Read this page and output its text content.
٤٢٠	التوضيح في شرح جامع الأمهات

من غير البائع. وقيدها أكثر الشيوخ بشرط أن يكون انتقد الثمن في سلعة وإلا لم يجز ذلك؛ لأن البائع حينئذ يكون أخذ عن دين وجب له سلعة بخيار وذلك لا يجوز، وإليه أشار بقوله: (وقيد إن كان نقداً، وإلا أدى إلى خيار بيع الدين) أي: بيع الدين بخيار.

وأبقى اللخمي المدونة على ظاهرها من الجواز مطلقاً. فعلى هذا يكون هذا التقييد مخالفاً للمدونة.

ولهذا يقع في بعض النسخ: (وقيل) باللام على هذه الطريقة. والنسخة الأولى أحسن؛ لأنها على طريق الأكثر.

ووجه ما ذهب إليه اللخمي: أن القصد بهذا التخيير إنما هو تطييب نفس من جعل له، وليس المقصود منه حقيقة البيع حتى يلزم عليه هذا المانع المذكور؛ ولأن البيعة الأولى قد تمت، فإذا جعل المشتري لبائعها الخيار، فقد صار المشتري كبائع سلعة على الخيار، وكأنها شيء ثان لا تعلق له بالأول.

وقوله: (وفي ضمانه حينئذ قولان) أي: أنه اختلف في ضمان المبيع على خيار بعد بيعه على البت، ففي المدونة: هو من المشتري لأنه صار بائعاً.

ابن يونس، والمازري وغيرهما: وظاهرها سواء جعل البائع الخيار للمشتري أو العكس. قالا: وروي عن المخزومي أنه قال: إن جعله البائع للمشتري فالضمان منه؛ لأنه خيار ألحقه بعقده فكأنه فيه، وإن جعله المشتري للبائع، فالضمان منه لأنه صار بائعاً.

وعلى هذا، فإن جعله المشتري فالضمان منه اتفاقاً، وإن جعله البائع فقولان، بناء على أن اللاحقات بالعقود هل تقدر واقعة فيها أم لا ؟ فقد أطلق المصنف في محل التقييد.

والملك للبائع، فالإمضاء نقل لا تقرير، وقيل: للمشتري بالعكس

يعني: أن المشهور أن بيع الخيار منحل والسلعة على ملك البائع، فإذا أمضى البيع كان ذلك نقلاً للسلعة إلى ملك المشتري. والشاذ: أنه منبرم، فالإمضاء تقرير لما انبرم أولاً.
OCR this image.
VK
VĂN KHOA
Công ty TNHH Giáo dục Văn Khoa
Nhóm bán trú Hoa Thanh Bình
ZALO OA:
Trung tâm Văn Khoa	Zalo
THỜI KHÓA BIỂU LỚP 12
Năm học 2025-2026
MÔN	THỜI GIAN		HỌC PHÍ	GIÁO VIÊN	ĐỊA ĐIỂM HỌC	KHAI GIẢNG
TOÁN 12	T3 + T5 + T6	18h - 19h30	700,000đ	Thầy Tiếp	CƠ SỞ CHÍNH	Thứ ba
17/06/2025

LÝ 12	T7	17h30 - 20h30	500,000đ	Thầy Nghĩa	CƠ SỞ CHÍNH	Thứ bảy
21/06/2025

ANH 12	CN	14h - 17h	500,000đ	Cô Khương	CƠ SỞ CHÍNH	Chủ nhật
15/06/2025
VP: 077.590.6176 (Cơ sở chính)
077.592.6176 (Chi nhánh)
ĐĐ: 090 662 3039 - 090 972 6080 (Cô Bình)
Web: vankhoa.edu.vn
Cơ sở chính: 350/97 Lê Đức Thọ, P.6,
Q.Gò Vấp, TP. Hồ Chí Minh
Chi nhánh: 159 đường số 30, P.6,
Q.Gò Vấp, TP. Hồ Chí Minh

————————

Short task:
Reproduce exactly the lines from the one containing "OCR this image." through the last line of the records above, including both, and nothing else.

Written solution:
OCR this image.
VK
VĂN KHOA
Công ty TNHH Giáo dục Văn Khoa
Nhóm bán trú Hoa Thanh Bình
ZALO OA:
Trung tâm Văn Khoa	Zalo
THỜI KHÓA BIỂU LỚP 12
Năm học 2025-2026
MÔN	THỜI GIAN		HỌC PHÍ	GIÁO VIÊN	ĐỊA ĐIỂM HỌC	KHAI GIẢNG
TOÁN 12	T3 + T5 + T6	18h - 19h30	700,000đ	Thầy Tiếp	CƠ SỞ CHÍNH	Thứ ba
17/06/2025

LÝ 12	T7	17h30 - 20h30	500,000đ	Thầy Nghĩa	CƠ SỞ CHÍNH	Thứ bảy
21/06/2025

ANH 12	CN	14h - 17h	500,000đ	Cô Khương	CƠ SỞ CHÍNH	Chủ nhật
15/06/2025
VP: 077.590.6176 (Cơ sở chính)
077.592.6176 (Chi nhánh)
ĐĐ: 090 662 3039 - 090 972 6080 (Cô Bình)
Web: vankhoa.edu.vn
Cơ sở chính: 350/97 Lê Đức Thọ, P.6,
Q.Gò Vấp, TP. Hồ Chí Minh
Chi nhánh: 159 đường số 30, P.6,
Q.Gò Vấp, TP. Hồ Chí Minh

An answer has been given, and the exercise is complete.